--- RECORDS FOR THE EXERCISE ---
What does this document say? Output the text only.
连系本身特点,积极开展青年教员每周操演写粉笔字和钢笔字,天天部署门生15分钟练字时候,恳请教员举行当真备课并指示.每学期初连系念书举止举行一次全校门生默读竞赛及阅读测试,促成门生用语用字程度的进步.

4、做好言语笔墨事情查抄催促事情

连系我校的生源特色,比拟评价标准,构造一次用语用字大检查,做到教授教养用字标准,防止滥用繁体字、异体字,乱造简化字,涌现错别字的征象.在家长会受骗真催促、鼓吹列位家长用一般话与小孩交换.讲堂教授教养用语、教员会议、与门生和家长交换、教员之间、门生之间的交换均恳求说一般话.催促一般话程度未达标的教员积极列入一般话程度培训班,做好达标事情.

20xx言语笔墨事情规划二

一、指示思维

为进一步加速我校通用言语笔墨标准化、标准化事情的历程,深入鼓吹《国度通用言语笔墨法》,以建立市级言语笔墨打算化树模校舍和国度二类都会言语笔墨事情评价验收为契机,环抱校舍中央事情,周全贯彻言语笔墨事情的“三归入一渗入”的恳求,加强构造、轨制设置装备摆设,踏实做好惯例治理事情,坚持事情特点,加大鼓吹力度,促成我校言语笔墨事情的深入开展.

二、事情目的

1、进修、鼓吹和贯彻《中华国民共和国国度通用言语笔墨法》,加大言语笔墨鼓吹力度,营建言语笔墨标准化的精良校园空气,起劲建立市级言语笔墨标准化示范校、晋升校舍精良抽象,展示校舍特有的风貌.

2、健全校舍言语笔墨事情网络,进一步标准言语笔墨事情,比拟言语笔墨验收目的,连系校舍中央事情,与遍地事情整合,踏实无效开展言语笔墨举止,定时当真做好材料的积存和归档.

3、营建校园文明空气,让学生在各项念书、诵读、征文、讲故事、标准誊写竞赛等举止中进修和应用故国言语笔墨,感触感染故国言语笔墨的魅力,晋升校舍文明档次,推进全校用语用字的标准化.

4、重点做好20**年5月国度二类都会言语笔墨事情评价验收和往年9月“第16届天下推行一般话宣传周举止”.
---
WORK TO BE COMPLETED —
Print the material above once more, exactly.

FINAL ANSWER —
What does this document say? Output the text only.
连系本身特点,积极开展青年教员每周操演写粉笔字和钢笔字,天天部署门生15分钟练字时候,恳请教员举行当真备课并指示.每学期初连系念书举止举行一次全校门生默读竞赛及阅读测试,促成门生用语用字程度的进步.

4、做好言语笔墨事情查抄催促事情

连系我校的生源特色,比拟评价标准,构造一次用语用字大检查,做到教授教养用字标准,防止滥用繁体字、异体字,乱造简化字,涌现错别字的征象.在家长会受骗真催促、鼓吹列位家长用一般话与小孩交换.讲堂教授教养用语、教员会议、与门生和家长交换、教员之间、门生之间的交换均恳求说一般话.催促一般话程度未达标的教员积极列入一般话程度培训班,做好达标事情.

20xx言语笔墨事情规划二

一、指示思维

为进一步加速我校通用言语笔墨标准化、标准化事情的历程,深入鼓吹《国度通用言语笔墨法》,以建立市级言语笔墨打算化树模校舍和国度二类都会言语笔墨事情评价验收为契机,环抱校舍中央事情,周全贯彻言语笔墨事情的“三归入一渗入”的恳求,加强构造、轨制设置装备摆设,踏实做好惯例治理事情,坚持事情特点,加大鼓吹力度,促成我校言语笔墨事情的深入开展.

二、事情目的

1、进修、鼓吹和贯彻《中华国民共和国国度通用言语笔墨法》,加大言语笔墨鼓吹力度,营建言语笔墨标准化的精良校园空气,起劲建立市级言语笔墨标准化示范校、晋升校舍精良抽象,展示校舍特有的风貌.

2、健全校舍言语笔墨事情网络,进一步标准言语笔墨事情,比拟言语笔墨验收目的,连系校舍中央事情,与遍地事情整合,踏实无效开展言语笔墨举止,定时当真做好材料的积存和归档.

3、营建校园文明空气,让学生在各项念书、诵读、征文、讲故事、标准誊写竞赛等举止中进修和应用故国言语笔墨,感触感染故国言语笔墨的魅力,晋升校舍文明档次,推进全校用语用字的标准化.

4、重点做好20**年5月国度二类都会言语笔墨事情评价验收和往年9月“第16届天下推行一般话宣传周举止”.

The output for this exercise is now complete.